▸ **What to do**: Everything in the listing should be restated word for word.

┏━━

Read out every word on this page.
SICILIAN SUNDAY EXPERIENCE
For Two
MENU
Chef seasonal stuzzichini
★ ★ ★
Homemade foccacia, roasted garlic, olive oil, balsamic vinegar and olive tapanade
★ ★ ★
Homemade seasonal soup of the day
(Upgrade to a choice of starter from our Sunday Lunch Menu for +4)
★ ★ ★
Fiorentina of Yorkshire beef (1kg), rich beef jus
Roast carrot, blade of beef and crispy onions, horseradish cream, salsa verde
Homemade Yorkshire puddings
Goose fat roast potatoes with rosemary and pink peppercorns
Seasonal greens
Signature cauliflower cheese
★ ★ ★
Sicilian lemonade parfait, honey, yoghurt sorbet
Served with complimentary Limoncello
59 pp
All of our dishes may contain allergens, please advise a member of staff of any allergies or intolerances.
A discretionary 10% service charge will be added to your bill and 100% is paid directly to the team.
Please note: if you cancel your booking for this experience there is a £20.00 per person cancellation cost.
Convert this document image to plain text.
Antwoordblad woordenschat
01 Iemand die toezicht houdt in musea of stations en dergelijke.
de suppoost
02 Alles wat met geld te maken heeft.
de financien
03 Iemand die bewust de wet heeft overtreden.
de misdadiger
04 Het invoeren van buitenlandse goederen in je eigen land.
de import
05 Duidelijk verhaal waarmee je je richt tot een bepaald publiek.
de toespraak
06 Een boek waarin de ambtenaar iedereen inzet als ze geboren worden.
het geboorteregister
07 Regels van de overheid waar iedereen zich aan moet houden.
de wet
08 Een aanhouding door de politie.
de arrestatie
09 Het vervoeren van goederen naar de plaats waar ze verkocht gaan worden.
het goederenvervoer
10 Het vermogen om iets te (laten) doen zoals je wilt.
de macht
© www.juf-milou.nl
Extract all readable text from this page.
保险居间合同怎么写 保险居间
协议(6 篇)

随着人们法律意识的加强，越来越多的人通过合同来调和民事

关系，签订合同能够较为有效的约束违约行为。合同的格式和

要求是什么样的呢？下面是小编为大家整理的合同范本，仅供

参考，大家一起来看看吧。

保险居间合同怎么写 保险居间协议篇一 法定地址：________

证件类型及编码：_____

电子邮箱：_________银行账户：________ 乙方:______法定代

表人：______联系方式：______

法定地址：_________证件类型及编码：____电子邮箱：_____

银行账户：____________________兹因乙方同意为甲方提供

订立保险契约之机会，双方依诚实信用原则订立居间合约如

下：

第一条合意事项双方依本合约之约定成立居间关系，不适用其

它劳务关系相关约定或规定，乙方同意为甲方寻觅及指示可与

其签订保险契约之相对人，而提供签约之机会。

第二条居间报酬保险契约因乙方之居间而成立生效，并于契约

┗━━

▸ **Response to the task**:
Read out every word on this page.
SICILIAN SUNDAY EXPERIENCE
For Two
MENU
Chef seasonal stuzzichini
★ ★ ★
Homemade foccacia, roasted garlic, olive oil, balsamic vinegar and olive tapanade
★ ★ ★
Homemade seasonal soup of the day
(Upgrade to a choice of starter from our Sunday Lunch Menu for +4)
★ ★ ★
Fiorentina of Yorkshire beef (1kg), rich beef jus
Roast carrot, blade of beef and crispy onions, horseradish cream, salsa verde
Homemade Yorkshire puddings
Goose fat roast potatoes with rosemary and pink peppercorns
Seasonal greens
Signature cauliflower cheese
★ ★ ★
Sicilian lemonade parfait, honey, yoghurt sorbet
Served with complimentary Limoncello
59 pp
All of our dishes may contain allergens, please advise a member of staff of any allergies or intolerances.
A discretionary 10% service charge will be added to your bill and 100% is paid directly to the team.
Please note: if you cancel your booking for this experience there is a £20.00 per person cancellation cost.
Convert this document image to plain text.
Antwoordblad woordenschat
01 Iemand die toezicht houdt in musea of stations en dergelijke.
de suppoost
02 Alles wat met geld te maken heeft.
de financien
03 Iemand die bewust de wet heeft overtreden.
de misdadiger
04 Het invoeren van buitenlandse goederen in je eigen land.
de import
05 Duidelijk verhaal waarmee je je richt tot een bepaald publiek.
de toespraak
06 Een boek waarin de ambtenaar iedereen inzet als ze geboren worden.
het geboorteregister
07 Regels van de overheid waar iedereen zich aan moet houden.
de wet
08 Een aanhouding door de politie.
de arrestatie
09 Het vervoeren van goederen naar de plaats waar ze verkocht gaan worden.
het goederenvervoer
10 Het vermogen om iets te (laten) doen zoals je wilt.
de macht
© www.juf-milou.nl
Extract all readable text from this page.
保险居间合同怎么写 保险居间
协议(6 篇)

随着人们法律意识的加强，越来越多的人通过合同来调和民事

关系，签订合同能够较为有效的约束违约行为。合同的格式和

要求是什么样的呢？下面是小编为大家整理的合同范本，仅供

参考，大家一起来看看吧。

保险居间合同怎么写 保险居间协议篇一 法定地址：________

证件类型及编码：_____

电子邮箱：_________银行账户：________ 乙方:______法定代

表人：______联系方式：______

法定地址：_________证件类型及编码：____电子邮箱：_____

银行账户：____________________兹因乙方同意为甲方提供

订立保险契约之机会，双方依诚实信用原则订立居间合约如

下：

第一条合意事项双方依本合约之约定成立居间关系，不适用其

它劳务关系相关约定或规定，乙方同意为甲方寻觅及指示可与

其签订保险契约之相对人，而提供签约之机会。

第二条居间报酬保险契约因乙方之居间而成立生效，并于契约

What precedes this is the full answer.